*Problem to work on*
In the listing below, count each line containing "higher" and answer with the count only.
----
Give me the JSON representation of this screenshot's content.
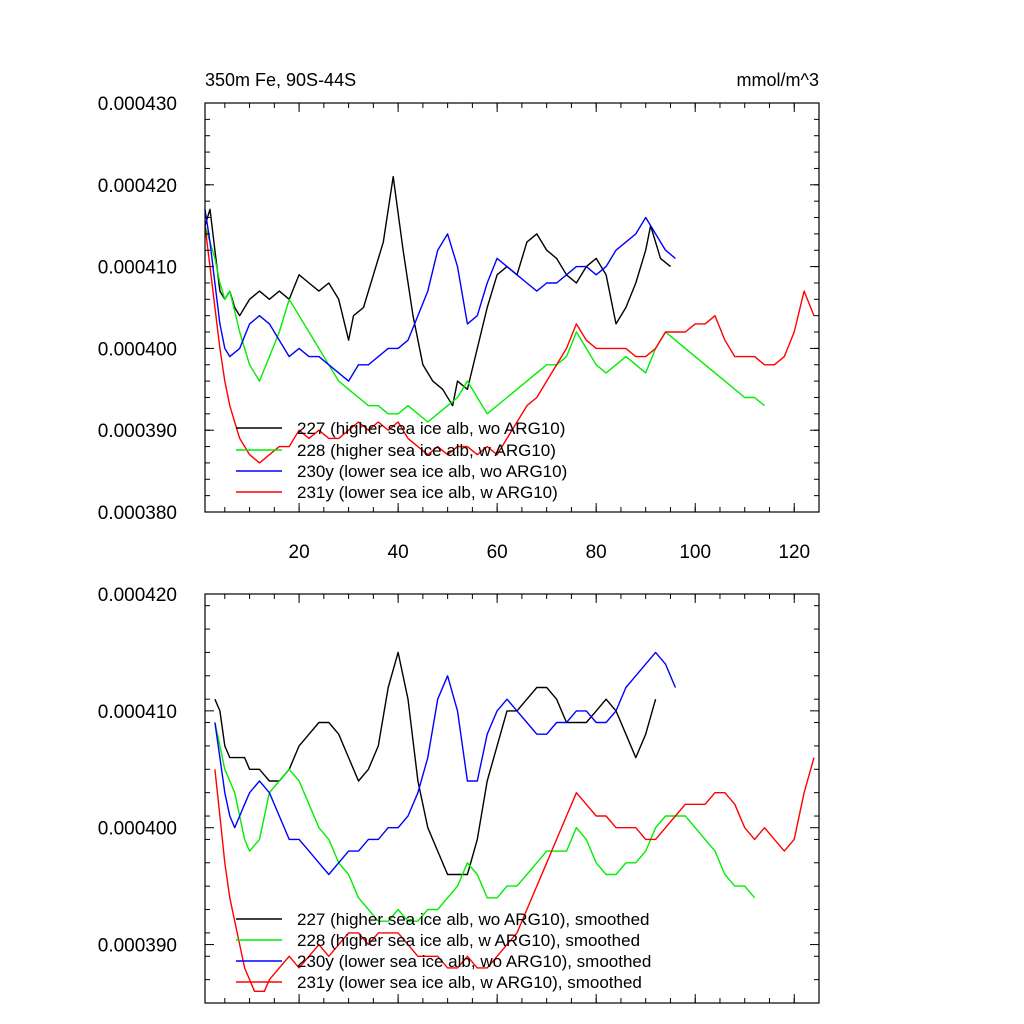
{
  "chart_data": [
    {
      "type": "line",
      "title": "350m Fe, 90S-44S",
      "units": "mmol/m^3",
      "xlim": [
        1,
        125
      ],
      "ylim": [
        0.00038,
        0.00043
      ],
      "xticks": [
        20,
        40,
        60,
        80,
        100,
        120
      ],
      "xtick_labels": [
        "20",
        "40",
        "60",
        "80",
        "100",
        "120"
      ],
      "yticks": [
        0.00038,
        0.00039,
        0.0004,
        0.00041,
        0.00042,
        0.00043
      ],
      "ytick_labels": [
        "0.000380",
        "0.000390",
        "0.000400",
        "0.000410",
        "0.000420",
        "0.000430"
      ],
      "legend_position": "bottom-left",
      "grid": false,
      "series": [
        {
          "name": "227 (higher sea ice alb, wo ARG10)",
          "color": "#000000",
          "x": [
            1,
            2,
            3,
            4,
            5,
            6,
            7,
            8,
            9,
            10,
            12,
            14,
            16,
            18,
            20,
            22,
            24,
            26,
            28,
            30,
            31,
            33,
            35,
            37,
            39,
            41,
            43,
            45,
            47,
            49,
            51,
            52,
            54,
            56,
            58,
            60,
            62,
            64,
            66,
            68,
            70,
            72,
            74,
            76,
            78,
            80,
            82,
            84,
            86,
            88,
            90,
            91,
            93,
            95
          ],
          "y": [
            0.000415,
            0.000417,
            0.000412,
            0.000407,
            0.000406,
            0.000407,
            0.000405,
            0.000404,
            0.000405,
            0.000406,
            0.000407,
            0.000406,
            0.000407,
            0.000406,
            0.000409,
            0.000408,
            0.000407,
            0.000408,
            0.000406,
            0.000401,
            0.000404,
            0.000405,
            0.000409,
            0.000413,
            0.000421,
            0.000412,
            0.000404,
            0.000398,
            0.000396,
            0.000395,
            0.000393,
            0.000396,
            0.000395,
            0.0004,
            0.000405,
            0.000409,
            0.00041,
            0.000409,
            0.000413,
            0.000414,
            0.000412,
            0.000411,
            0.000409,
            0.000408,
            0.00041,
            0.000411,
            0.000409,
            0.000403,
            0.000405,
            0.000408,
            0.000412,
            0.000415,
            0.000411,
            0.00041
          ]
        },
        {
          "name": "228 (higher sea ice alb, w ARG10)",
          "color": "#00ee00",
          "x": [
            1,
            2,
            3,
            4,
            5,
            6,
            8,
            10,
            12,
            14,
            16,
            18,
            20,
            22,
            24,
            26,
            28,
            30,
            32,
            34,
            36,
            38,
            40,
            42,
            44,
            46,
            48,
            50,
            52,
            54,
            56,
            58,
            60,
            62,
            64,
            66,
            68,
            70,
            72,
            74,
            76,
            78,
            80,
            82,
            84,
            86,
            88,
            90,
            92,
            94,
            96,
            98,
            100,
            102,
            104,
            106,
            108,
            110,
            112,
            114
          ],
          "y": [
            0.000415,
            0.000413,
            0.000411,
            0.000408,
            0.000406,
            0.000407,
            0.000402,
            0.000398,
            0.000396,
            0.000399,
            0.000402,
            0.000406,
            0.000404,
            0.000402,
            0.0004,
            0.000398,
            0.000396,
            0.000395,
            0.000394,
            0.000393,
            0.000393,
            0.000392,
            0.000392,
            0.000393,
            0.000392,
            0.000391,
            0.000392,
            0.000393,
            0.000394,
            0.000396,
            0.000394,
            0.000392,
            0.000393,
            0.000394,
            0.000395,
            0.000396,
            0.000397,
            0.000398,
            0.000398,
            0.000399,
            0.000402,
            0.0004,
            0.000398,
            0.000397,
            0.000398,
            0.000399,
            0.000398,
            0.000397,
            0.0004,
            0.000402,
            0.000401,
            0.0004,
            0.000399,
            0.000398,
            0.000397,
            0.000396,
            0.000395,
            0.000394,
            0.000394,
            0.000393
          ]
        },
        {
          "name": "230y (lower sea ice alb, wo ARG10)",
          "color": "#0000ff",
          "x": [
            1,
            2,
            3,
            4,
            5,
            6,
            8,
            10,
            12,
            14,
            16,
            18,
            20,
            22,
            24,
            26,
            28,
            30,
            32,
            34,
            36,
            38,
            40,
            42,
            44,
            46,
            48,
            50,
            52,
            54,
            56,
            58,
            60,
            62,
            64,
            66,
            68,
            70,
            72,
            74,
            76,
            78,
            80,
            82,
            84,
            86,
            88,
            90,
            92,
            94,
            96
          ],
          "y": [
            0.000417,
            0.000413,
            0.000408,
            0.000403,
            0.0004,
            0.000399,
            0.0004,
            0.000403,
            0.000404,
            0.000403,
            0.000401,
            0.000399,
            0.0004,
            0.000399,
            0.000399,
            0.000398,
            0.000397,
            0.000396,
            0.000398,
            0.000398,
            0.000399,
            0.0004,
            0.0004,
            0.000401,
            0.000404,
            0.000407,
            0.000412,
            0.000414,
            0.00041,
            0.000403,
            0.000404,
            0.000408,
            0.000411,
            0.00041,
            0.000409,
            0.000408,
            0.000407,
            0.000408,
            0.000408,
            0.000409,
            0.00041,
            0.00041,
            0.000409,
            0.00041,
            0.000412,
            0.000413,
            0.000414,
            0.000416,
            0.000414,
            0.000412,
            0.000411
          ]
        },
        {
          "name": "231y (lower sea ice alb, w ARG10)",
          "color": "#ff0000",
          "x": [
            1,
            2,
            3,
            4,
            5,
            6,
            7,
            8,
            10,
            12,
            14,
            16,
            18,
            20,
            22,
            24,
            26,
            28,
            30,
            32,
            34,
            36,
            38,
            40,
            42,
            44,
            46,
            48,
            50,
            52,
            54,
            56,
            58,
            60,
            62,
            64,
            66,
            68,
            70,
            72,
            74,
            76,
            78,
            80,
            82,
            84,
            86,
            88,
            90,
            92,
            94,
            96,
            98,
            100,
            102,
            104,
            106,
            108,
            110,
            112,
            114,
            116,
            118,
            120,
            122,
            124
          ],
          "y": [
            0.000415,
            0.00041,
            0.000405,
            0.0004,
            0.000396,
            0.000393,
            0.000391,
            0.000389,
            0.000387,
            0.000386,
            0.000387,
            0.000388,
            0.000388,
            0.00039,
            0.000389,
            0.00039,
            0.000389,
            0.000389,
            0.00039,
            0.000391,
            0.00039,
            0.000391,
            0.00039,
            0.000391,
            0.000389,
            0.000388,
            0.000387,
            0.000388,
            0.000387,
            0.000388,
            0.000388,
            0.000387,
            0.000388,
            0.000387,
            0.000389,
            0.000391,
            0.000393,
            0.000394,
            0.000396,
            0.000398,
            0.0004,
            0.000403,
            0.000401,
            0.0004,
            0.0004,
            0.0004,
            0.0004,
            0.000399,
            0.000399,
            0.0004,
            0.000402,
            0.000402,
            0.000402,
            0.000403,
            0.000403,
            0.000404,
            0.000401,
            0.000399,
            0.000399,
            0.000399,
            0.000398,
            0.000398,
            0.000399,
            0.000402,
            0.000407,
            0.000404
          ]
        }
      ]
    },
    {
      "type": "line",
      "title": "",
      "xlim": [
        1,
        125
      ],
      "ylim": [
        0.000385,
        0.00042
      ],
      "xticks": [
        20,
        40,
        60,
        80,
        100,
        120
      ],
      "yticks": [
        0.00039,
        0.0004,
        0.00041,
        0.00042
      ],
      "ytick_labels": [
        "0.000390",
        "0.000400",
        "0.000410",
        "0.000420"
      ],
      "legend_position": "bottom-left",
      "grid": false,
      "series": [
        {
          "name": "227 (higher sea ice alb, wo ARG10), smoothed",
          "color": "#000000",
          "x": [
            3,
            4,
            5,
            6,
            7,
            8,
            9,
            10,
            12,
            14,
            16,
            18,
            20,
            22,
            24,
            26,
            28,
            30,
            32,
            34,
            36,
            38,
            40,
            42,
            44,
            46,
            48,
            50,
            52,
            54,
            56,
            58,
            60,
            62,
            64,
            66,
            68,
            70,
            72,
            74,
            76,
            78,
            80,
            82,
            84,
            86,
            88,
            90,
            92
          ],
          "y": [
            0.000411,
            0.00041,
            0.000407,
            0.000406,
            0.000406,
            0.000406,
            0.000406,
            0.000405,
            0.000405,
            0.000404,
            0.000404,
            0.000405,
            0.000407,
            0.000408,
            0.000409,
            0.000409,
            0.000408,
            0.000406,
            0.000404,
            0.000405,
            0.000407,
            0.000412,
            0.000415,
            0.000411,
            0.000404,
            0.0004,
            0.000398,
            0.000396,
            0.000396,
            0.000396,
            0.000399,
            0.000404,
            0.000407,
            0.00041,
            0.00041,
            0.000411,
            0.000412,
            0.000412,
            0.000411,
            0.000409,
            0.000409,
            0.000409,
            0.00041,
            0.000411,
            0.00041,
            0.000408,
            0.000406,
            0.000408,
            0.000411
          ]
        },
        {
          "name": "228 (higher sea ice alb, w ARG10), smoothed",
          "color": "#00ee00",
          "x": [
            3,
            4,
            5,
            6,
            7,
            8,
            9,
            10,
            12,
            14,
            16,
            18,
            20,
            22,
            24,
            26,
            28,
            30,
            32,
            34,
            36,
            38,
            40,
            42,
            44,
            46,
            48,
            50,
            52,
            54,
            56,
            58,
            60,
            62,
            64,
            66,
            68,
            70,
            72,
            74,
            76,
            78,
            80,
            82,
            84,
            86,
            88,
            90,
            92,
            94,
            96,
            98,
            100,
            102,
            104,
            106,
            108,
            110,
            112
          ],
          "y": [
            0.000409,
            0.000407,
            0.000405,
            0.000404,
            0.000403,
            0.000401,
            0.000399,
            0.000398,
            0.000399,
            0.000403,
            0.000404,
            0.000405,
            0.000404,
            0.000402,
            0.0004,
            0.000399,
            0.000397,
            0.000396,
            0.000394,
            0.000393,
            0.000392,
            0.000392,
            0.000393,
            0.000392,
            0.000392,
            0.000393,
            0.000393,
            0.000394,
            0.000395,
            0.000397,
            0.000396,
            0.000394,
            0.000394,
            0.000395,
            0.000395,
            0.000396,
            0.000397,
            0.000398,
            0.000398,
            0.000398,
            0.0004,
            0.000399,
            0.000397,
            0.000396,
            0.000396,
            0.000397,
            0.000397,
            0.000398,
            0.0004,
            0.000401,
            0.000401,
            0.000401,
            0.0004,
            0.000399,
            0.000398,
            0.000396,
            0.000395,
            0.000395,
            0.000394
          ]
        },
        {
          "name": "230y (lower sea ice alb, wo ARG10), smoothed",
          "color": "#0000ff",
          "x": [
            3,
            4,
            5,
            6,
            7,
            8,
            9,
            10,
            12,
            14,
            16,
            18,
            20,
            22,
            24,
            26,
            28,
            30,
            32,
            34,
            36,
            38,
            40,
            42,
            44,
            46,
            48,
            50,
            52,
            54,
            56,
            58,
            60,
            62,
            64,
            66,
            68,
            70,
            72,
            74,
            76,
            78,
            80,
            82,
            84,
            86,
            88,
            90,
            92,
            94,
            96
          ],
          "y": [
            0.000409,
            0.000406,
            0.000403,
            0.000401,
            0.0004,
            0.000401,
            0.000402,
            0.000403,
            0.000404,
            0.000403,
            0.000401,
            0.000399,
            0.000399,
            0.000398,
            0.000397,
            0.000396,
            0.000397,
            0.000398,
            0.000398,
            0.000399,
            0.000399,
            0.0004,
            0.0004,
            0.000401,
            0.000403,
            0.000406,
            0.000411,
            0.000413,
            0.00041,
            0.000404,
            0.000404,
            0.000408,
            0.00041,
            0.000411,
            0.00041,
            0.000409,
            0.000408,
            0.000408,
            0.000409,
            0.000409,
            0.00041,
            0.00041,
            0.000409,
            0.000409,
            0.00041,
            0.000412,
            0.000413,
            0.000414,
            0.000415,
            0.000414,
            0.000412
          ]
        },
        {
          "name": "231y (lower sea ice alb, w ARG10), smoothed",
          "color": "#ff0000",
          "x": [
            3,
            4,
            5,
            6,
            7,
            8,
            9,
            10,
            11,
            12,
            13,
            14,
            16,
            18,
            20,
            22,
            24,
            26,
            28,
            30,
            32,
            34,
            36,
            38,
            40,
            42,
            44,
            46,
            48,
            50,
            52,
            54,
            56,
            58,
            60,
            62,
            64,
            66,
            68,
            70,
            72,
            74,
            76,
            78,
            80,
            82,
            84,
            86,
            88,
            90,
            92,
            94,
            96,
            98,
            100,
            102,
            104,
            106,
            108,
            110,
            112,
            114,
            116,
            118,
            120,
            122,
            124
          ],
          "y": [
            0.000405,
            0.000401,
            0.000397,
            0.000394,
            0.000392,
            0.00039,
            0.000388,
            0.000387,
            0.000386,
            0.000386,
            0.000386,
            0.000387,
            0.000388,
            0.000389,
            0.000388,
            0.000389,
            0.00039,
            0.000389,
            0.00039,
            0.000391,
            0.000391,
            0.00039,
            0.000391,
            0.000391,
            0.000391,
            0.00039,
            0.000389,
            0.000389,
            0.000389,
            0.000388,
            0.000388,
            0.000389,
            0.000388,
            0.000388,
            0.000389,
            0.00039,
            0.000391,
            0.000393,
            0.000395,
            0.000397,
            0.000399,
            0.000401,
            0.000403,
            0.000402,
            0.000401,
            0.000401,
            0.0004,
            0.0004,
            0.0004,
            0.000399,
            0.000399,
            0.0004,
            0.000401,
            0.000402,
            0.000402,
            0.000402,
            0.000403,
            0.000403,
            0.000402,
            0.0004,
            0.000399,
            0.0004,
            0.000399,
            0.000398,
            0.000399,
            0.000403,
            0.000406
          ]
        }
      ]
    }
  ]
}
----
*Exercise answer*
4